◆ **THE INPUT**

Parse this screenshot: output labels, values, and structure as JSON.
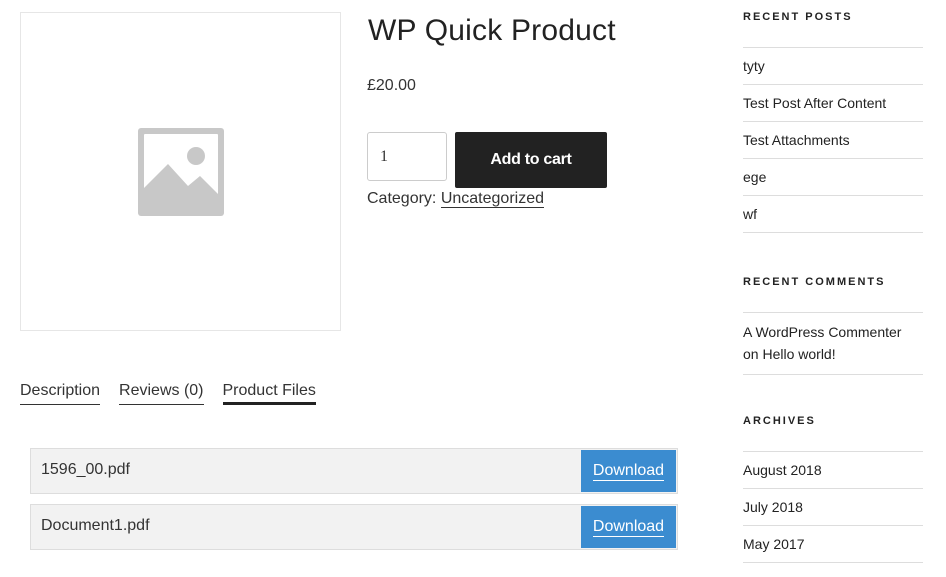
{
  "product": {
    "title": "WP Quick Product",
    "price": "£20.00",
    "quantity": "1",
    "add_to_cart_label": "Add to cart",
    "category_label": "Category:",
    "category_link": "Uncategorized",
    "image_icon": "placeholder-image-icon"
  },
  "tabs": [
    {
      "label": "Description",
      "active": false
    },
    {
      "label": "Reviews (0)",
      "active": false
    },
    {
      "label": "Product Files",
      "active": true
    }
  ],
  "files": [
    {
      "name": "1596_00.pdf",
      "action": "Download"
    },
    {
      "name": "Document1.pdf",
      "action": "Download"
    }
  ],
  "sidebar": {
    "recent_posts": {
      "title": "RECENT POSTS",
      "items": [
        "tyty",
        "Test Post After Content",
        "Test Attachments",
        "ege",
        "wf"
      ]
    },
    "recent_comments": {
      "title": "RECENT COMMENTS",
      "items": [
        {
          "author": "A WordPress Commenter",
          "on": "on",
          "post": "Hello world!"
        }
      ]
    },
    "archives": {
      "title": "ARCHIVES",
      "items": [
        "August 2018",
        "July 2018",
        "May 2017"
      ]
    }
  },
  "colors": {
    "button_dark": "#222222",
    "download_blue": "#3b8cd0",
    "file_row_bg": "#f2f2f2"
  }
}
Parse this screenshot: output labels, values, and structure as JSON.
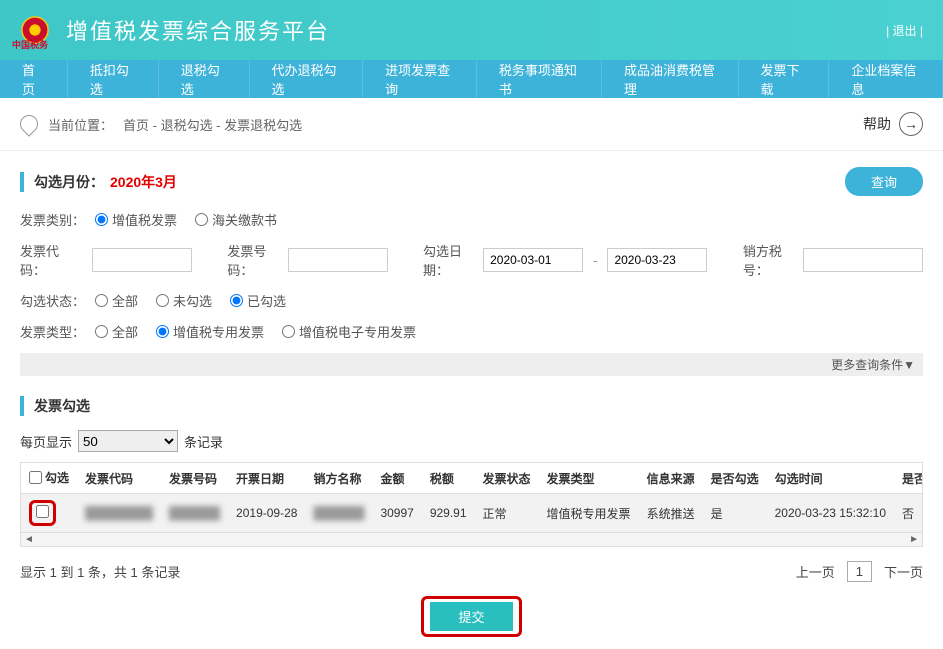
{
  "header": {
    "app_title": "增值税发票综合服务平台",
    "logout": "| 退出 |"
  },
  "nav": {
    "items": [
      "首页",
      "抵扣勾选",
      "退税勾选",
      "代办退税勾选",
      "进项发票查询",
      "税务事项通知书",
      "成品油消费税管理",
      "发票下载",
      "企业档案信息"
    ]
  },
  "breadcrumb": {
    "label": "当前位置：",
    "path": "首页 - 退税勾选 - 发票退税勾选",
    "help": "帮助"
  },
  "filter": {
    "title": "勾选月份：",
    "period": "2020年3月",
    "query_btn": "查询",
    "invoice_kind_label": "发票类别：",
    "invoice_kind_vat": "增值税发票",
    "invoice_kind_customs": "海关缴款书",
    "invoice_code_label": "发票代码：",
    "invoice_num_label": "发票号码：",
    "select_date_label": "勾选日期：",
    "date_from": "2020-03-01",
    "date_to": "2020-03-23",
    "seller_tax_label": "销方税号：",
    "select_status_label": "勾选状态：",
    "status_all": "全部",
    "status_unselected": "未勾选",
    "status_selected": "已勾选",
    "invoice_type_label": "发票类型：",
    "type_all": "全部",
    "type_special": "增值税专用发票",
    "type_e_special": "增值税电子专用发票",
    "more_filter": "更多查询条件▼"
  },
  "list": {
    "title": "发票勾选",
    "page_size_label_pre": "每页显示",
    "page_size_value": "50",
    "page_size_label_post": "条记录",
    "columns": [
      "勾选",
      "发票代码",
      "发票号码",
      "开票日期",
      "销方名称",
      "金额",
      "税额",
      "发票状态",
      "发票类型",
      "信息来源",
      "是否勾选",
      "勾选时间",
      "是否确认"
    ],
    "rows": [
      {
        "code": "████████",
        "num": "██████",
        "date": "2019-09-28",
        "seller": "██████",
        "amount": "30997",
        "tax": "929.91",
        "status": "正常",
        "type": "增值税专用发票",
        "source": "系统推送",
        "selected": "是",
        "select_time": "2020-03-23 15:32:10",
        "confirmed": "否"
      }
    ],
    "record_summary": "显示 1 到 1 条，共 1 条记录",
    "prev": "上一页",
    "page": "1",
    "next": "下一页",
    "submit": "提交"
  }
}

◆ **PROMPT**
Every line above should be returned word for word, with the pictures left behind.

◆ **FULL OUTPUT**
Parse this screenshot: output labels, values, and structure as JSON.
{
  "product": {
    "title": "WP Quick Product",
    "price": "£20.00",
    "quantity": "1",
    "add_to_cart_label": "Add to cart",
    "category_label": "Category:",
    "category_link": "Uncategorized",
    "image_icon": "placeholder-image-icon"
  },
  "tabs": [
    {
      "label": "Description",
      "active": false
    },
    {
      "label": "Reviews (0)",
      "active": false
    },
    {
      "label": "Product Files",
      "active": true
    }
  ],
  "files": [
    {
      "name": "1596_00.pdf",
      "action": "Download"
    },
    {
      "name": "Document1.pdf",
      "action": "Download"
    }
  ],
  "sidebar": {
    "recent_posts": {
      "title": "RECENT POSTS",
      "items": [
        "tyty",
        "Test Post After Content",
        "Test Attachments",
        "ege",
        "wf"
      ]
    },
    "recent_comments": {
      "title": "RECENT COMMENTS",
      "items": [
        {
          "author": "A WordPress Commenter",
          "on": "on",
          "post": "Hello world!"
        }
      ]
    },
    "archives": {
      "title": "ARCHIVES",
      "items": [
        "August 2018",
        "July 2018",
        "May 2017"
      ]
    }
  },
  "colors": {
    "button_dark": "#222222",
    "download_blue": "#3b8cd0",
    "file_row_bg": "#f2f2f2"
  }
}
Parse this screenshot: output labels, values, and structure as JSON.
{
  "header": {
    "app_title": "增值税发票综合服务平台",
    "logout": "| 退出 |"
  },
  "nav": {
    "items": [
      "首页",
      "抵扣勾选",
      "退税勾选",
      "代办退税勾选",
      "进项发票查询",
      "税务事项通知书",
      "成品油消费税管理",
      "发票下载",
      "企业档案信息"
    ]
  },
  "breadcrumb": {
    "label": "当前位置：",
    "path": "首页 - 退税勾选 - 发票退税勾选",
    "help": "帮助"
  },
  "filter": {
    "title": "勾选月份：",
    "period": "2020年3月",
    "query_btn": "查询",
    "invoice_kind_label": "发票类别：",
    "invoice_kind_vat": "增值税发票",
    "invoice_kind_customs": "海关缴款书",
    "invoice_code_label": "发票代码：",
    "invoice_num_label": "发票号码：",
    "select_date_label": "勾选日期：",
    "date_from": "2020-03-01",
    "date_to": "2020-03-23",
    "seller_tax_label": "销方税号：",
    "select_status_label": "勾选状态：",
    "status_all": "全部",
    "status_unselected": "未勾选",
    "status_selected": "已勾选",
    "invoice_type_label": "发票类型：",
    "type_all": "全部",
    "type_special": "增值税专用发票",
    "type_e_special": "增值税电子专用发票",
    "more_filter": "更多查询条件▼"
  },
  "list": {
    "title": "发票勾选",
    "page_size_label_pre": "每页显示",
    "page_size_value": "50",
    "page_size_label_post": "条记录",
    "columns": [
      "勾选",
      "发票代码",
      "发票号码",
      "开票日期",
      "销方名称",
      "金额",
      "税额",
      "发票状态",
      "发票类型",
      "信息来源",
      "是否勾选",
      "勾选时间",
      "是否确认"
    ],
    "rows": [
      {
        "code": "████████",
        "num": "██████",
        "date": "2019-09-28",
        "seller": "██████",
        "amount": "30997",
        "tax": "929.91",
        "status": "正常",
        "type": "增值税专用发票",
        "source": "系统推送",
        "selected": "是",
        "select_time": "2020-03-23 15:32:10",
        "confirmed": "否"
      }
    ],
    "record_summary": "显示 1 到 1 条，共 1 条记录",
    "prev": "上一页",
    "page": "1",
    "next": "下一页",
    "submit": "提交"
  }
}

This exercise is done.